(INSTRUCTION): Extract each record and reproduce it exactly.

— begin DATA TO PROCESS —

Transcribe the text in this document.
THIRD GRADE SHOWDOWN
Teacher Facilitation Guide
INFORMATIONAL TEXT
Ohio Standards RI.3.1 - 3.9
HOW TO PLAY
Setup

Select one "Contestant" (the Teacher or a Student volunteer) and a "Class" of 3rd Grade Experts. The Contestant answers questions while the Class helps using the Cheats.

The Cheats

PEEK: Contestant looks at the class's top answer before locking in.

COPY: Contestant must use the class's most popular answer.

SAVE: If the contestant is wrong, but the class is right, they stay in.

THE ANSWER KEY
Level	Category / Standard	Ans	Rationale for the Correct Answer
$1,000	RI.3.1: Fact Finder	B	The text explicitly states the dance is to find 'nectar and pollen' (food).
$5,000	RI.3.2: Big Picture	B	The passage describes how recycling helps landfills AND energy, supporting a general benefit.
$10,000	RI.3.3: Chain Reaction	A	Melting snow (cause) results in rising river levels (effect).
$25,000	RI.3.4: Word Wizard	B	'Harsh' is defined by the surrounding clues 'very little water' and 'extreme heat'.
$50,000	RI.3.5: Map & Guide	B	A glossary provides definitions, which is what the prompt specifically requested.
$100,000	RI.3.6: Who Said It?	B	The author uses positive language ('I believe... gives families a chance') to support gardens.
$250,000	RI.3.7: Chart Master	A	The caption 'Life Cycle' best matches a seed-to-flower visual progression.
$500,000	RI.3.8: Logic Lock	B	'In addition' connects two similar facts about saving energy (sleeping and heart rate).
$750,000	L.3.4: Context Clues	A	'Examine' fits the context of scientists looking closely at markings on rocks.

— end DATA TO PROCESS —

(EXERCISE OUTPUT):
Transcribe the text in this document.
THIRD GRADE SHOWDOWN
Teacher Facilitation Guide
INFORMATIONAL TEXT
Ohio Standards RI.3.1 - 3.9
HOW TO PLAY
Setup

Select one "Contestant" (the Teacher or a Student volunteer) and a "Class" of 3rd Grade Experts. The Contestant answers questions while the Class helps using the Cheats.

The Cheats

PEEK: Contestant looks at the class's top answer before locking in.

COPY: Contestant must use the class's most popular answer.

SAVE: If the contestant is wrong, but the class is right, they stay in.

THE ANSWER KEY
Level	Category / Standard	Ans	Rationale for the Correct Answer
$1,000	RI.3.1: Fact Finder	B	The text explicitly states the dance is to find 'nectar and pollen' (food).
$5,000	RI.3.2: Big Picture	B	The passage describes how recycling helps landfills AND energy, supporting a general benefit.
$10,000	RI.3.3: Chain Reaction	A	Melting snow (cause) results in rising river levels (effect).
$25,000	RI.3.4: Word Wizard	B	'Harsh' is defined by the surrounding clues 'very little water' and 'extreme heat'.
$50,000	RI.3.5: Map & Guide	B	A glossary provides definitions, which is what the prompt specifically requested.
$100,000	RI.3.6: Who Said It?	B	The author uses positive language ('I believe... gives families a chance') to support gardens.
$250,000	RI.3.7: Chart Master	A	The caption 'Life Cycle' best matches a seed-to-flower visual progression.
$500,000	RI.3.8: Logic Lock	B	'In addition' connects two similar facts about saving energy (sleeping and heart rate).
$750,000	L.3.4: Context Clues	A	'Examine' fits the context of scientists looking closely at markings on rocks.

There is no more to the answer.